◆ **EXERCISE DIRECTIONS**:
Can you pull out each line of the data below that includes the word "temperature"?

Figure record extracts

——————————

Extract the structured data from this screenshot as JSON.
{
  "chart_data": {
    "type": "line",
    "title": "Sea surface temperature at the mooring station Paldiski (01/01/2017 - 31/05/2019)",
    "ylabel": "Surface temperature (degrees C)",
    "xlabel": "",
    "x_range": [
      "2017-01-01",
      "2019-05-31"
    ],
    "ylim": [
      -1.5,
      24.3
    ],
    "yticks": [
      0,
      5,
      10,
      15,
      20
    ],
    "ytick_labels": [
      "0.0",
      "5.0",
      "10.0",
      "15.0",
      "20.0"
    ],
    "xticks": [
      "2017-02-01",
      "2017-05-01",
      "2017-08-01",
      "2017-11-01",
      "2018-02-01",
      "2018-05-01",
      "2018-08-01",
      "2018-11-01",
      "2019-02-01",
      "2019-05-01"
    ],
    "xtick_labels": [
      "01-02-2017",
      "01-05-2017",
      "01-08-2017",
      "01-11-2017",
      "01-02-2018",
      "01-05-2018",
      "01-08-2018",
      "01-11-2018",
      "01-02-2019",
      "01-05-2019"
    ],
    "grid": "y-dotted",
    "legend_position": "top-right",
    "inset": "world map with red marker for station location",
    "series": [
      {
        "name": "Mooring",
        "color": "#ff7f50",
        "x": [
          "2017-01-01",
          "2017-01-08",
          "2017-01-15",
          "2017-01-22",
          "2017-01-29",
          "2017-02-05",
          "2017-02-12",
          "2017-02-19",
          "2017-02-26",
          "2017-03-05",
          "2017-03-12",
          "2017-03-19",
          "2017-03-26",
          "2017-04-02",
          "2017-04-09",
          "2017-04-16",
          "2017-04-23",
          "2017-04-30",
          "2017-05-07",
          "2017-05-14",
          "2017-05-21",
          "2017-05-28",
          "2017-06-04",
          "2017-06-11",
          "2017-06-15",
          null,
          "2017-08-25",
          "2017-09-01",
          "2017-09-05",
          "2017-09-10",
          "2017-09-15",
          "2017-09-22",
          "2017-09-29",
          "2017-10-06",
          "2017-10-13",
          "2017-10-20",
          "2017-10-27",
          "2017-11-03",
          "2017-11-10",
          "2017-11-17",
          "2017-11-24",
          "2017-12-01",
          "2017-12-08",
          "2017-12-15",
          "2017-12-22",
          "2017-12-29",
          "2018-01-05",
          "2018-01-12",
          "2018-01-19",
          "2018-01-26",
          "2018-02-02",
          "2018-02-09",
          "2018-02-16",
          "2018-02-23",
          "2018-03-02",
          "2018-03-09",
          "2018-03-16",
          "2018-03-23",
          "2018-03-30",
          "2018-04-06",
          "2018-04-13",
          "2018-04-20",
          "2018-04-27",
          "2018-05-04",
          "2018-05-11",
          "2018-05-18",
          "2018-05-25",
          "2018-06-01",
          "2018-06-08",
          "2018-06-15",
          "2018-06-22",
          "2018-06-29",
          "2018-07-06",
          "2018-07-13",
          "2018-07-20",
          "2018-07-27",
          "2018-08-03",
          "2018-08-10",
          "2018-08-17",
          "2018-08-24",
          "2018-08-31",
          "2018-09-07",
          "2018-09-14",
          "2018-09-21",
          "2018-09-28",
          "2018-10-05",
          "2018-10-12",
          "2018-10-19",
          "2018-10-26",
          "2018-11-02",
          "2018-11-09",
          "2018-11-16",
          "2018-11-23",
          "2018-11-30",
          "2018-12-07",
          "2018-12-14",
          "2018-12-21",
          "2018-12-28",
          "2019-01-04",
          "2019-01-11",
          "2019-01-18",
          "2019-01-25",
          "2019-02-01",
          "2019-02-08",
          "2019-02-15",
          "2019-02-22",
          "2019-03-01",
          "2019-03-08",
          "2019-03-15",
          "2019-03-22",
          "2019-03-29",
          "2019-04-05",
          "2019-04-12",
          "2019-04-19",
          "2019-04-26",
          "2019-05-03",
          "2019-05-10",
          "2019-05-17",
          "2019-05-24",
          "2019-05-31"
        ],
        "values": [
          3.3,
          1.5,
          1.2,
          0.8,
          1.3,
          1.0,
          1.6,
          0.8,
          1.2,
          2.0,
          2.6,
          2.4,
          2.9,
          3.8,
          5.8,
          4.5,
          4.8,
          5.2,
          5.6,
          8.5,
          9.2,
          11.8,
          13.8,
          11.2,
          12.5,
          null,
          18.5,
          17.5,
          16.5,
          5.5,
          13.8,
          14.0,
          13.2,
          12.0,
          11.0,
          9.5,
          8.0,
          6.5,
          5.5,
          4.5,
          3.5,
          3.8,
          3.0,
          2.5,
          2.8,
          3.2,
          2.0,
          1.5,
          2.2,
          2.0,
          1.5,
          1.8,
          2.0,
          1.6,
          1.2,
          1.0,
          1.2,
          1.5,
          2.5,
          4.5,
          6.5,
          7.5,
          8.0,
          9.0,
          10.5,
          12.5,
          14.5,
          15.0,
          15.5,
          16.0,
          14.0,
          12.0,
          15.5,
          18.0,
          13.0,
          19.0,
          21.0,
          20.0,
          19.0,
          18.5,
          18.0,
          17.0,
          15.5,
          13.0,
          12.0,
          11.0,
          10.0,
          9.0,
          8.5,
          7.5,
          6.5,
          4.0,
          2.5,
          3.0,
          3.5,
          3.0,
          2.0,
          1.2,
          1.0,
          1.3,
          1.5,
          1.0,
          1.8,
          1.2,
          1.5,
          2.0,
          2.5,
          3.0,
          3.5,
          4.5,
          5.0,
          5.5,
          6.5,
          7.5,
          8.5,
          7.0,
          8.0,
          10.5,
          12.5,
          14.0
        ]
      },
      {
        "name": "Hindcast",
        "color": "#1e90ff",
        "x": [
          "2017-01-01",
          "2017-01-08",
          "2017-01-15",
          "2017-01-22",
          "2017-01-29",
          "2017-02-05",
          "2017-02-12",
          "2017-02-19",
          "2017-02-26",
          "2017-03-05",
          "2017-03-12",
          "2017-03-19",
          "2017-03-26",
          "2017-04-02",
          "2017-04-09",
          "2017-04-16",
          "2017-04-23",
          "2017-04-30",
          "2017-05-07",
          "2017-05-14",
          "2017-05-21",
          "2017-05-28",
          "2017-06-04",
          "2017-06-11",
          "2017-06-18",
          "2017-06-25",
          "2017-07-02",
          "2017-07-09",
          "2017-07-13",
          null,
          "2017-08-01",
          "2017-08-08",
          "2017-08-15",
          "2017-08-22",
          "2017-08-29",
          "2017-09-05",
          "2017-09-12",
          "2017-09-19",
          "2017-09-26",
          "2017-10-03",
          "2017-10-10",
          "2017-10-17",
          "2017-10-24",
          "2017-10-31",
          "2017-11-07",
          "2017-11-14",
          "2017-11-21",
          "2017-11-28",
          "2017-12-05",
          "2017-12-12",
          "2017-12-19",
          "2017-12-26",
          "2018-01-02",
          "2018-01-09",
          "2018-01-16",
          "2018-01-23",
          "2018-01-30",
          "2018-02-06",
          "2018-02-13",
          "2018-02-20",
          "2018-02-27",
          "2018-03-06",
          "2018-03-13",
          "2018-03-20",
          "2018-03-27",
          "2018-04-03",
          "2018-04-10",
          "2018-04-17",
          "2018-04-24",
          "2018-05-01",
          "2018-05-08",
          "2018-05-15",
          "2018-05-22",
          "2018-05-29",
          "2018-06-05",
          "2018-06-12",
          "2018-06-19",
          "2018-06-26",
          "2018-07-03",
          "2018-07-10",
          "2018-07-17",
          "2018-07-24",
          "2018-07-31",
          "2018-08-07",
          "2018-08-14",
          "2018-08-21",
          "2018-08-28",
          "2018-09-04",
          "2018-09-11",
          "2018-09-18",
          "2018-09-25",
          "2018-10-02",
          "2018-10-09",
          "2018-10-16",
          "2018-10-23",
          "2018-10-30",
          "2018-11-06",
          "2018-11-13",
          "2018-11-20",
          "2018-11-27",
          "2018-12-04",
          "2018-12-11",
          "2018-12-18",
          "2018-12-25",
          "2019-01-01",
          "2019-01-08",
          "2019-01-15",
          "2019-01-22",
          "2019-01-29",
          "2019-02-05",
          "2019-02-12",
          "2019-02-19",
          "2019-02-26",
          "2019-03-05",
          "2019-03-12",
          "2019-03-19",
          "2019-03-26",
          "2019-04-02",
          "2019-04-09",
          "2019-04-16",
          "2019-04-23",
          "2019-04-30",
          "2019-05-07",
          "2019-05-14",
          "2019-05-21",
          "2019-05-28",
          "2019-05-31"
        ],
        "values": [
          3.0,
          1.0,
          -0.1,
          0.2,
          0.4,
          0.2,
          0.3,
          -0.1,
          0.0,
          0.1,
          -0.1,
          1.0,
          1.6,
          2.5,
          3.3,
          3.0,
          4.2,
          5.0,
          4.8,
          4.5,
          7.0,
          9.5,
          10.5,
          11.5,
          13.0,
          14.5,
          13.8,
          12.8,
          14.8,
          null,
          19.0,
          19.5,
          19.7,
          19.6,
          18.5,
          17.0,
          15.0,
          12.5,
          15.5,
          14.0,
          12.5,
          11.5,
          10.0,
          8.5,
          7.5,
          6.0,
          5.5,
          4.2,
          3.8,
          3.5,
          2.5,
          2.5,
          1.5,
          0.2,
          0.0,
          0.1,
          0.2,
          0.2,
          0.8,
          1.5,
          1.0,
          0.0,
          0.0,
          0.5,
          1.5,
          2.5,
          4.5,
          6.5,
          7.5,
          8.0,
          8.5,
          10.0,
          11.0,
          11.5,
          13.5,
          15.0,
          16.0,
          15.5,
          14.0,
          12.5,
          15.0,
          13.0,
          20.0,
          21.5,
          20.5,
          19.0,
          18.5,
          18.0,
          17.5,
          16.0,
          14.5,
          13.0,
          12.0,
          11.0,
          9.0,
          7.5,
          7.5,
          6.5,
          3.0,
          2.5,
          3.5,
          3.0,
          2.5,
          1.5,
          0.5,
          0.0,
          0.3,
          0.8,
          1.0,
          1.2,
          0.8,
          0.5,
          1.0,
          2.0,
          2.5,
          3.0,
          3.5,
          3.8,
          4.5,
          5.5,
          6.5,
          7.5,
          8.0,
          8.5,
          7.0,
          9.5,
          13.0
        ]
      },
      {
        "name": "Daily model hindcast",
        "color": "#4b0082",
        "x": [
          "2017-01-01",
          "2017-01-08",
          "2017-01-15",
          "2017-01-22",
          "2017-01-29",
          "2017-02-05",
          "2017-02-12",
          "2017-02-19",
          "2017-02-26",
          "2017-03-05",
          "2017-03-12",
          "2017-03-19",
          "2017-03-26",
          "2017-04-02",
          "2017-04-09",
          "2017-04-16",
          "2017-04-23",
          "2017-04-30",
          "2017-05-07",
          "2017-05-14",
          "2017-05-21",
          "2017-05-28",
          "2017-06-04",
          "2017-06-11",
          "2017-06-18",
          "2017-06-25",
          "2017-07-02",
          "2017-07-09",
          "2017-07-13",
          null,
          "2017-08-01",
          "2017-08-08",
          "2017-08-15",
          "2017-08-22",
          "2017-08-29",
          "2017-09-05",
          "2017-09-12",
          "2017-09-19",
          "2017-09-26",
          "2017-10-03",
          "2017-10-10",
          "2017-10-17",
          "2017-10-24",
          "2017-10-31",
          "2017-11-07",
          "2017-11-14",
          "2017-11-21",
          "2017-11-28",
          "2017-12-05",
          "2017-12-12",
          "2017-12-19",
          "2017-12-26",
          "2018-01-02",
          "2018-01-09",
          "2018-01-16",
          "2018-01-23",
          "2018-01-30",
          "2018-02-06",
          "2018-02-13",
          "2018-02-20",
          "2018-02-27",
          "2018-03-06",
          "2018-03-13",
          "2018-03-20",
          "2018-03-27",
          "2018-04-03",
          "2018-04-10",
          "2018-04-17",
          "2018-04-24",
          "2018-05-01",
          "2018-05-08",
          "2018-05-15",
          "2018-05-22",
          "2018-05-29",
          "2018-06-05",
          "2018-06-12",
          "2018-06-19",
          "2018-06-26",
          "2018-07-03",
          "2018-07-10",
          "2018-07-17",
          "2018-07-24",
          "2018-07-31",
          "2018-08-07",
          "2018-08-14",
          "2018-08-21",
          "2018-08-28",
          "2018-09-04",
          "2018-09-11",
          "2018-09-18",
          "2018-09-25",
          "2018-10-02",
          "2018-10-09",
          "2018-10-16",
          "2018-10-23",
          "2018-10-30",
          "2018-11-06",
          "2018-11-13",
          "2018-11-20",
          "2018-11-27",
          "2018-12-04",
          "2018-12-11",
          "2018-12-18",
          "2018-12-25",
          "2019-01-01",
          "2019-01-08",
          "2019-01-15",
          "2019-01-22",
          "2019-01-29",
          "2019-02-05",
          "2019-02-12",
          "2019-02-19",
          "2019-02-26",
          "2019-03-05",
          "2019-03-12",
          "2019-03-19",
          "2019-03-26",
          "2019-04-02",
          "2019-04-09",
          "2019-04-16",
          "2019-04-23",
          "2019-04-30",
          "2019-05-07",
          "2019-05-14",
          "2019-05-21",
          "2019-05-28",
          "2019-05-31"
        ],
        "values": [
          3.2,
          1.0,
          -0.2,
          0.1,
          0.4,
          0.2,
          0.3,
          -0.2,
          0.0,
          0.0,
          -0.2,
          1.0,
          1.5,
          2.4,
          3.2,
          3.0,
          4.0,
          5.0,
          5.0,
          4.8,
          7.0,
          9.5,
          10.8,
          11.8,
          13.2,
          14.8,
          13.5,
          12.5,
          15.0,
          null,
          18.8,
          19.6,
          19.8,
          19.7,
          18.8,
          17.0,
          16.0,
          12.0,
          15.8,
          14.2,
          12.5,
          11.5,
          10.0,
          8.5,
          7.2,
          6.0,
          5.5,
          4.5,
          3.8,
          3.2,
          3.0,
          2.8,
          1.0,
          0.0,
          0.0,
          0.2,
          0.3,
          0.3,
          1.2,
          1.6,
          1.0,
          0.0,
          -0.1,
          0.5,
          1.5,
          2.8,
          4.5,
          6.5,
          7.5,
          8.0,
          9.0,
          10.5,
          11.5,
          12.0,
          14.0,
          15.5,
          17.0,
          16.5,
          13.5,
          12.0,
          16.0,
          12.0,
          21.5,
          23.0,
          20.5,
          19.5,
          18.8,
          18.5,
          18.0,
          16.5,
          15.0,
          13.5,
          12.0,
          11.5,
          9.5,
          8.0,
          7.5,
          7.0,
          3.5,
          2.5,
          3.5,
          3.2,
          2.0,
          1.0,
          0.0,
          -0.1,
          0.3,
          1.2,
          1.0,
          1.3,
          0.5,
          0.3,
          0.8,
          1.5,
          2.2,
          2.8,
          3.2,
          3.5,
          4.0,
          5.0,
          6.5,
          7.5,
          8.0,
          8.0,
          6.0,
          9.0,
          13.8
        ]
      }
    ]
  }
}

——————————

◆ **ANSWER TO THIS TASK**:
    "title": "Sea surface temperature at the mooring station Paldiski (01/01/2017 - 31/05/2019)",
    "ylabel": "Surface temperature (degrees C)",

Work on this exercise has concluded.